▸ **Your objective**
Copy the records exactly. Include every line.

•••

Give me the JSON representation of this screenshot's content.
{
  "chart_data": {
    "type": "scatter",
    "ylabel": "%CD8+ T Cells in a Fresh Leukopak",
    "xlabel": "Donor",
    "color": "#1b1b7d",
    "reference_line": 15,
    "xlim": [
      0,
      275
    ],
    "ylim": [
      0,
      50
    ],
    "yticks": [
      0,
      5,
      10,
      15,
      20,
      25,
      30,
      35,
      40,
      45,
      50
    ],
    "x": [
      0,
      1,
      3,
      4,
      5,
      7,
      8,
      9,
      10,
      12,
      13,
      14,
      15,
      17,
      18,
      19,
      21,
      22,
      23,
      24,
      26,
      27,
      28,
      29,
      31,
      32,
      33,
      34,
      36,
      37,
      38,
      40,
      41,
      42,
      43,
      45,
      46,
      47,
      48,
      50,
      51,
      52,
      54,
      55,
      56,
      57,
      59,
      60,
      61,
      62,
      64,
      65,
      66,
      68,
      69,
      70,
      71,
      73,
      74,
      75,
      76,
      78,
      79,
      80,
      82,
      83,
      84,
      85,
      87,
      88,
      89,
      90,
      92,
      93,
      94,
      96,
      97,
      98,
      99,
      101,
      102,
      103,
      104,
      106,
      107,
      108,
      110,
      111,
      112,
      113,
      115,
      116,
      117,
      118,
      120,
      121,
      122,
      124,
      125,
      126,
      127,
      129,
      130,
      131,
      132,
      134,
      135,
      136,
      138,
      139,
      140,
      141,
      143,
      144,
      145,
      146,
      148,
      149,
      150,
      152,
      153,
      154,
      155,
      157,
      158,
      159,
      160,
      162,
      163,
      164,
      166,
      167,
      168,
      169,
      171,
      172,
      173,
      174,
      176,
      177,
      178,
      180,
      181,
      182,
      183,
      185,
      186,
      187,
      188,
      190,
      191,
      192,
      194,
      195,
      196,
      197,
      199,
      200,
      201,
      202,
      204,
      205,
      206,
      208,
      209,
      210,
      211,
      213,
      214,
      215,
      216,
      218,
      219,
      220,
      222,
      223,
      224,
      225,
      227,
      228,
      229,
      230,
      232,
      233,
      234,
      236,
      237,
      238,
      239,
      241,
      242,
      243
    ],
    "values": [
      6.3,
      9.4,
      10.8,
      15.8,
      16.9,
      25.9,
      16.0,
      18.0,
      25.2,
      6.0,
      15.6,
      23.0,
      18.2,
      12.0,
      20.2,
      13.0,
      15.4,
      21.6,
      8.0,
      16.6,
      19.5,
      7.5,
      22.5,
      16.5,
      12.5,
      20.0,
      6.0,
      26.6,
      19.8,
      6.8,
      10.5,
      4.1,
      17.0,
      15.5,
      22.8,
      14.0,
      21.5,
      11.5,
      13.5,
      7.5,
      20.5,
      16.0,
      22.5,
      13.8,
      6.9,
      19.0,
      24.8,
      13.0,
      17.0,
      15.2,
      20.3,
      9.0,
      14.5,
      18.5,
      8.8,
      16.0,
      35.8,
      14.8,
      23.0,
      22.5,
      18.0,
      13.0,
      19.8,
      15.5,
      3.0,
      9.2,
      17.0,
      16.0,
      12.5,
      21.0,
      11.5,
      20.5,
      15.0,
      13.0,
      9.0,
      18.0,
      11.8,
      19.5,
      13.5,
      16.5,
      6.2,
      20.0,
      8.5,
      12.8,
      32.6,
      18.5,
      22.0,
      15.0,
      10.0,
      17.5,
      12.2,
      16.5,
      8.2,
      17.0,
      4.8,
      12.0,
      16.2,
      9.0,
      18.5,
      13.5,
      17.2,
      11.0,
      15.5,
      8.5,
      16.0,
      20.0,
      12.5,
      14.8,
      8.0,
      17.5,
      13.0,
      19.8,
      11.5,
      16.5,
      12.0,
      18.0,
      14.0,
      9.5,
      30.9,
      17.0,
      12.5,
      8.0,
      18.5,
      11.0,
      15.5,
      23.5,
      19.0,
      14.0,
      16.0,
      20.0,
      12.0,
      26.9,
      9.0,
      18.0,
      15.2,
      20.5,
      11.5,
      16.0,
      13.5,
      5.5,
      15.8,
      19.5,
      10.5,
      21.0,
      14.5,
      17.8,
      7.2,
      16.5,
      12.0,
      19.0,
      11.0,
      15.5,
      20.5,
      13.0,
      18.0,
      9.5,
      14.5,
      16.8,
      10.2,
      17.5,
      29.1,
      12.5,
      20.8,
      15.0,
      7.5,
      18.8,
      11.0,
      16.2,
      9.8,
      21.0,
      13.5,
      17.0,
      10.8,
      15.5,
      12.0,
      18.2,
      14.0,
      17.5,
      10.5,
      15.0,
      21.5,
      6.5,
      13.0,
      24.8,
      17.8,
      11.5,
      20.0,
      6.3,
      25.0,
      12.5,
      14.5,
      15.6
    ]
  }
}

•••

▸ **Solution to this exercise**
Give me the JSON representation of this screenshot's content.
{
  "chart_data": {
    "type": "scatter",
    "ylabel": "%CD8+ T Cells in a Fresh Leukopak",
    "xlabel": "Donor",
    "color": "#1b1b7d",
    "reference_line": 15,
    "xlim": [
      0,
      275
    ],
    "ylim": [
      0,
      50
    ],
    "yticks": [
      0,
      5,
      10,
      15,
      20,
      25,
      30,
      35,
      40,
      45,
      50
    ],
    "x": [
      0,
      1,
      3,
      4,
      5,
      7,
      8,
      9,
      10,
      12,
      13,
      14,
      15,
      17,
      18,
      19,
      21,
      22,
      23,
      24,
      26,
      27,
      28,
      29,
      31,
      32,
      33,
      34,
      36,
      37,
      38,
      40,
      41,
      42,
      43,
      45,
      46,
      47,
      48,
      50,
      51,
      52,
      54,
      55,
      56,
      57,
      59,
      60,
      61,
      62,
      64,
      65,
      66,
      68,
      69,
      70,
      71,
      73,
      74,
      75,
      76,
      78,
      79,
      80,
      82,
      83,
      84,
      85,
      87,
      88,
      89,
      90,
      92,
      93,
      94,
      96,
      97,
      98,
      99,
      101,
      102,
      103,
      104,
      106,
      107,
      108,
      110,
      111,
      112,
      113,
      115,
      116,
      117,
      118,
      120,
      121,
      122,
      124,
      125,
      126,
      127,
      129,
      130,
      131,
      132,
      134,
      135,
      136,
      138,
      139,
      140,
      141,
      143,
      144,
      145,
      146,
      148,
      149,
      150,
      152,
      153,
      154,
      155,
      157,
      158,
      159,
      160,
      162,
      163,
      164,
      166,
      167,
      168,
      169,
      171,
      172,
      173,
      174,
      176,
      177,
      178,
      180,
      181,
      182,
      183,
      185,
      186,
      187,
      188,
      190,
      191,
      192,
      194,
      195,
      196,
      197,
      199,
      200,
      201,
      202,
      204,
      205,
      206,
      208,
      209,
      210,
      211,
      213,
      214,
      215,
      216,
      218,
      219,
      220,
      222,
      223,
      224,
      225,
      227,
      228,
      229,
      230,
      232,
      233,
      234,
      236,
      237,
      238,
      239,
      241,
      242,
      243
    ],
    "values": [
      6.3,
      9.4,
      10.8,
      15.8,
      16.9,
      25.9,
      16.0,
      18.0,
      25.2,
      6.0,
      15.6,
      23.0,
      18.2,
      12.0,
      20.2,
      13.0,
      15.4,
      21.6,
      8.0,
      16.6,
      19.5,
      7.5,
      22.5,
      16.5,
      12.5,
      20.0,
      6.0,
      26.6,
      19.8,
      6.8,
      10.5,
      4.1,
      17.0,
      15.5,
      22.8,
      14.0,
      21.5,
      11.5,
      13.5,
      7.5,
      20.5,
      16.0,
      22.5,
      13.8,
      6.9,
      19.0,
      24.8,
      13.0,
      17.0,
      15.2,
      20.3,
      9.0,
      14.5,
      18.5,
      8.8,
      16.0,
      35.8,
      14.8,
      23.0,
      22.5,
      18.0,
      13.0,
      19.8,
      15.5,
      3.0,
      9.2,
      17.0,
      16.0,
      12.5,
      21.0,
      11.5,
      20.5,
      15.0,
      13.0,
      9.0,
      18.0,
      11.8,
      19.5,
      13.5,
      16.5,
      6.2,
      20.0,
      8.5,
      12.8,
      32.6,
      18.5,
      22.0,
      15.0,
      10.0,
      17.5,
      12.2,
      16.5,
      8.2,
      17.0,
      4.8,
      12.0,
      16.2,
      9.0,
      18.5,
      13.5,
      17.2,
      11.0,
      15.5,
      8.5,
      16.0,
      20.0,
      12.5,
      14.8,
      8.0,
      17.5,
      13.0,
      19.8,
      11.5,
      16.5,
      12.0,
      18.0,
      14.0,
      9.5,
      30.9,
      17.0,
      12.5,
      8.0,
      18.5,
      11.0,
      15.5,
      23.5,
      19.0,
      14.0,
      16.0,
      20.0,
      12.0,
      26.9,
      9.0,
      18.0,
      15.2,
      20.5,
      11.5,
      16.0,
      13.5,
      5.5,
      15.8,
      19.5,
      10.5,
      21.0,
      14.5,
      17.8,
      7.2,
      16.5,
      12.0,
      19.0,
      11.0,
      15.5,
      20.5,
      13.0,
      18.0,
      9.5,
      14.5,
      16.8,
      10.2,
      17.5,
      29.1,
      12.5,
      20.8,
      15.0,
      7.5,
      18.8,
      11.0,
      16.2,
      9.8,
      21.0,
      13.5,
      17.0,
      10.8,
      15.5,
      12.0,
      18.2,
      14.0,
      17.5,
      10.5,
      15.0,
      21.5,
      6.5,
      13.0,
      24.8,
      17.8,
      11.5,
      20.0,
      6.3,
      25.0,
      12.5,
      14.5,
      15.6
    ]
  }
}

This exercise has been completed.